-- What to work on --
Repeat the entire listing exactly as written.

+++ Material provided +++

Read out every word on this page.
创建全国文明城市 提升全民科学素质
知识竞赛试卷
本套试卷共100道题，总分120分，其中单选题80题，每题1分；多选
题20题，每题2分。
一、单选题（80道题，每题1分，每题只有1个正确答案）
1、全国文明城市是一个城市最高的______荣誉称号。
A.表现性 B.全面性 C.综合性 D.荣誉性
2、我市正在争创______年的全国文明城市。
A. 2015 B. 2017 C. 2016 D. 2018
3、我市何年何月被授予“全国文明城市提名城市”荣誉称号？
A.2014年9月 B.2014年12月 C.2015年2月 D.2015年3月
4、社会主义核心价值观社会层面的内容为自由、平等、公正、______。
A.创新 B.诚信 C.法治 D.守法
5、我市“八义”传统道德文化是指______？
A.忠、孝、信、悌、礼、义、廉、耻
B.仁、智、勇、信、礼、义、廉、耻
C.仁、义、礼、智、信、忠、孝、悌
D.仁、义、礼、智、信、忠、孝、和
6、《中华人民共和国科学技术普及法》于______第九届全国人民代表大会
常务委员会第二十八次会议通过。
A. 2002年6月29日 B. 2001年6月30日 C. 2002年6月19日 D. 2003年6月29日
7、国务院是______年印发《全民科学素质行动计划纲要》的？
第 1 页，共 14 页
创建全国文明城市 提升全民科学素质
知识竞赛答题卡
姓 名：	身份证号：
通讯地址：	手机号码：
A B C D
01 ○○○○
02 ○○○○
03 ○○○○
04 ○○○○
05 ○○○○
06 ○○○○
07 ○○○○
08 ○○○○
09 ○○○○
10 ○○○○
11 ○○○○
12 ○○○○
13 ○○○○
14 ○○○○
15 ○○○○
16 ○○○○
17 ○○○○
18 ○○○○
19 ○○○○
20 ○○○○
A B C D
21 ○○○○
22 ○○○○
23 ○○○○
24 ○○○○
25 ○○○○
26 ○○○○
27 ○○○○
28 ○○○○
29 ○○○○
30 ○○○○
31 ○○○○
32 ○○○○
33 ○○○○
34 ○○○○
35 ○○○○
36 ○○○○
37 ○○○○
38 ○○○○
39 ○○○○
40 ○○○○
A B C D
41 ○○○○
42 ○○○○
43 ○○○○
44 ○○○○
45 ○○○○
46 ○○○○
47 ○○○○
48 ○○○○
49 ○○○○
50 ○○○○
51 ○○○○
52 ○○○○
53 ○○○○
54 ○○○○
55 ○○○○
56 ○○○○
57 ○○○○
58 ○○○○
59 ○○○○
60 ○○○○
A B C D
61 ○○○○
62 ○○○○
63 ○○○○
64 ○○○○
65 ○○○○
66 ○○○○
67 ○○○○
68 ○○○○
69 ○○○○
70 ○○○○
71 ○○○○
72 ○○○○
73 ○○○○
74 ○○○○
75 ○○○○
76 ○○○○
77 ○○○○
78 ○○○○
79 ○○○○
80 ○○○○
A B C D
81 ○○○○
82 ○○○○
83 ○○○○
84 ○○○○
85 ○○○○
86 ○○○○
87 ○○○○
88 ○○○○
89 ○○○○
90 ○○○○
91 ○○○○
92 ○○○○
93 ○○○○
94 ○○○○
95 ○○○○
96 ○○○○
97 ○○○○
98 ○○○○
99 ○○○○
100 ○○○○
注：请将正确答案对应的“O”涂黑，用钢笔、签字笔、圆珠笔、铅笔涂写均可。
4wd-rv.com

+++

-- Full solution --
Read out every word on this page.
创建全国文明城市 提升全民科学素质
知识竞赛试卷
本套试卷共100道题，总分120分，其中单选题80题，每题1分；多选
题20题，每题2分。
一、单选题（80道题，每题1分，每题只有1个正确答案）
1、全国文明城市是一个城市最高的______荣誉称号。
A.表现性 B.全面性 C.综合性 D.荣誉性
2、我市正在争创______年的全国文明城市。
A. 2015 B. 2017 C. 2016 D. 2018
3、我市何年何月被授予“全国文明城市提名城市”荣誉称号？
A.2014年9月 B.2014年12月 C.2015年2月 D.2015年3月
4、社会主义核心价值观社会层面的内容为自由、平等、公正、______。
A.创新 B.诚信 C.法治 D.守法
5、我市“八义”传统道德文化是指______？
A.忠、孝、信、悌、礼、义、廉、耻
B.仁、智、勇、信、礼、义、廉、耻
C.仁、义、礼、智、信、忠、孝、悌
D.仁、义、礼、智、信、忠、孝、和
6、《中华人民共和国科学技术普及法》于______第九届全国人民代表大会
常务委员会第二十八次会议通过。
A. 2002年6月29日 B. 2001年6月30日 C. 2002年6月19日 D. 2003年6月29日
7、国务院是______年印发《全民科学素质行动计划纲要》的？
第 1 页，共 14 页
创建全国文明城市 提升全民科学素质
知识竞赛答题卡
姓 名：	身份证号：
通讯地址：	手机号码：
A B C D
01 ○○○○
02 ○○○○
03 ○○○○
04 ○○○○
05 ○○○○
06 ○○○○
07 ○○○○
08 ○○○○
09 ○○○○
10 ○○○○
11 ○○○○
12 ○○○○
13 ○○○○
14 ○○○○
15 ○○○○
16 ○○○○
17 ○○○○
18 ○○○○
19 ○○○○
20 ○○○○
A B C D
21 ○○○○
22 ○○○○
23 ○○○○
24 ○○○○
25 ○○○○
26 ○○○○
27 ○○○○
28 ○○○○
29 ○○○○
30 ○○○○
31 ○○○○
32 ○○○○
33 ○○○○
34 ○○○○
35 ○○○○
36 ○○○○
37 ○○○○
38 ○○○○
39 ○○○○
40 ○○○○
A B C D
41 ○○○○
42 ○○○○
43 ○○○○
44 ○○○○
45 ○○○○
46 ○○○○
47 ○○○○
48 ○○○○
49 ○○○○
50 ○○○○
51 ○○○○
52 ○○○○
53 ○○○○
54 ○○○○
55 ○○○○
56 ○○○○
57 ○○○○
58 ○○○○
59 ○○○○
60 ○○○○
A B C D
61 ○○○○
62 ○○○○
63 ○○○○
64 ○○○○
65 ○○○○
66 ○○○○
67 ○○○○
68 ○○○○
69 ○○○○
70 ○○○○
71 ○○○○
72 ○○○○
73 ○○○○
74 ○○○○
75 ○○○○
76 ○○○○
77 ○○○○
78 ○○○○
79 ○○○○
80 ○○○○
A B C D
81 ○○○○
82 ○○○○
83 ○○○○
84 ○○○○
85 ○○○○
86 ○○○○
87 ○○○○
88 ○○○○
89 ○○○○
90 ○○○○
91 ○○○○
92 ○○○○
93 ○○○○
94 ○○○○
95 ○○○○
96 ○○○○
97 ○○○○
98 ○○○○
99 ○○○○
100 ○○○○
注：请将正确答案对应的“O”涂黑，用钢笔、签字笔、圆珠笔、铅笔涂写均可。
4wd-rv.com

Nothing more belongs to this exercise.